Find "Read all visible content and emit it as JSON." in the material, then return exactly the line containing it and all lines after it to the end, leaving out pictures.

====== STORED DATA

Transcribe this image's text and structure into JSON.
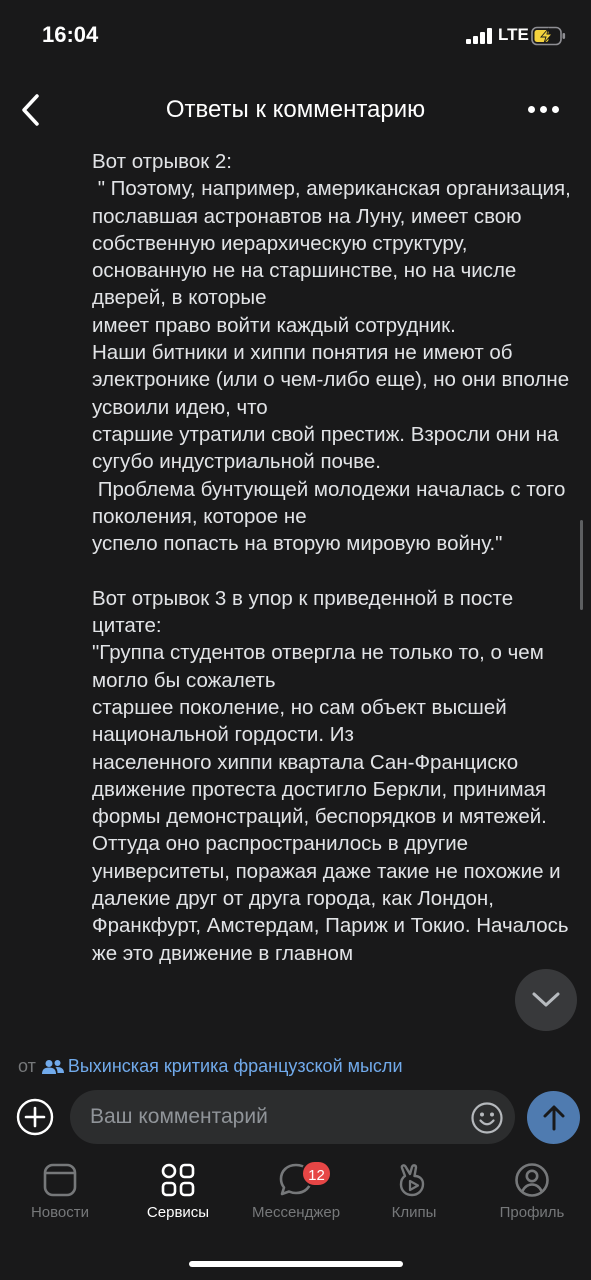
{
  "status": {
    "time": "16:04",
    "network": "LTE"
  },
  "header": {
    "title": "Ответы к комментарию"
  },
  "comment": {
    "text": "Вот отрывок 2:\n \" Поэтому, например, американская организация,\nпославшая астронавтов на Луну, имеет свою собственную иерархическую структуру, основанную не на старшинстве, но на числе дверей, в которые\nимеет право войти каждый сотрудник.\nНаши битники и хиппи понятия не имеют об электронике (или о чем-либо еще), но они вполне усвоили идею, что\nстаршие утратили свой престиж. Взросли они на сугубо индустриальной почве.\n Проблема бунтующей молодежи началась с того поколения, которое не\nуспело попасть на вторую мировую войну.\"\n\nВот отрывок 3 в упор к приведенной в посте цитате:\n\"Группа студентов отвергла не только то, о чем могло бы сожалеть\nстаршее поколение, но сам объект высшей национальной гордости. Из\nнаселенного хиппи квартала Сан-Франциско движение протеста достигло Беркли, принимая формы демонстраций, беспорядков и мятежей. Оттуда оно распространилось в другие университеты, поражая даже такие не похожие и далекие друг от друга города, как Лондон, Франкфурт, Амстердам, Париж и Токио. Началось же это движение в главном"
  },
  "group": {
    "prefix": "от",
    "name": "Выхинская критика французской мысли"
  },
  "composer": {
    "placeholder": "Ваш комментарий"
  },
  "tabs": [
    {
      "label": "Новости",
      "icon": "news-icon",
      "active": false
    },
    {
      "label": "Сервисы",
      "icon": "services-icon",
      "active": true
    },
    {
      "label": "Мессенджер",
      "icon": "messenger-icon",
      "active": false,
      "badge": "12"
    },
    {
      "label": "Клипы",
      "icon": "clips-icon",
      "active": false
    },
    {
      "label": "Профиль",
      "icon": "profile-icon",
      "active": false
    }
  ],
  "colors": {
    "background": "#19191a",
    "link": "#71aaeb",
    "accent_button": "#4f7bb0",
    "badge": "#e64646",
    "battery_fill": "#f4d23d"
  }
}
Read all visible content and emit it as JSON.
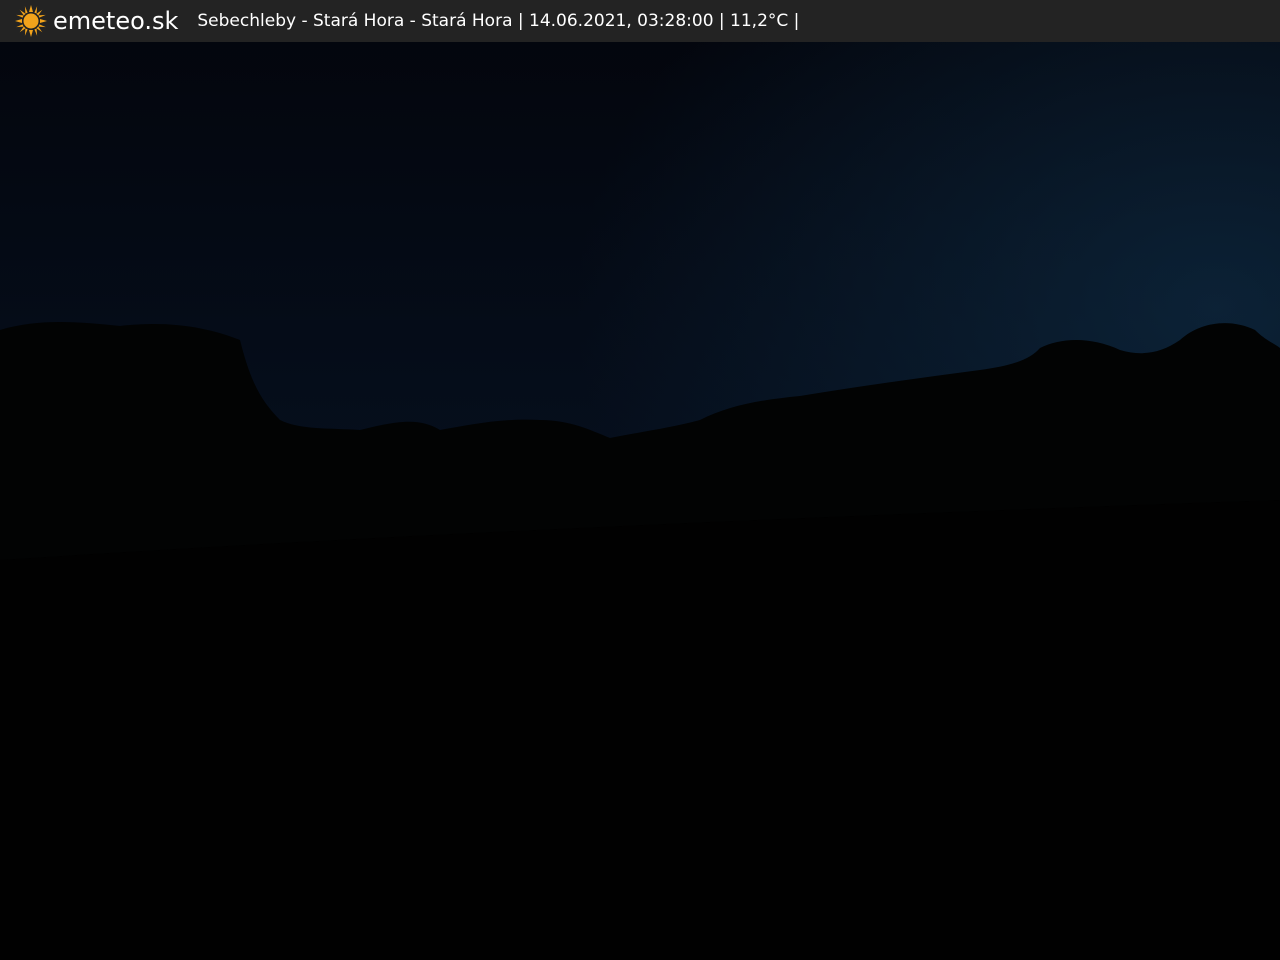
{
  "header": {
    "brand": "emeteo.sk",
    "caption": "Sebechleby - Stará Hora - Stará Hora | 14.06.2021, 03:28:00 | 11,2°C |"
  },
  "icons": {
    "logo": "sun-icon"
  },
  "colors": {
    "bar": "#232323",
    "sun": "#f2a31b",
    "sky_top": "#03050c",
    "sky_horizon": "#0a1a2e"
  }
}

============

→ **RESULT**
Read all visible content and emit it as JSON.
{
  "header": {
    "brand": "emeteo.sk",
    "caption": "Sebechleby - Stará Hora - Stará Hora | 14.06.2021, 03:28:00 | 11,2°C |"
  },
  "icons": {
    "logo": "sun-icon"
  },
  "colors": {
    "bar": "#232323",
    "sun": "#f2a31b",
    "sky_top": "#03050c",
    "sky_horizon": "#0a1a2e"
  }
}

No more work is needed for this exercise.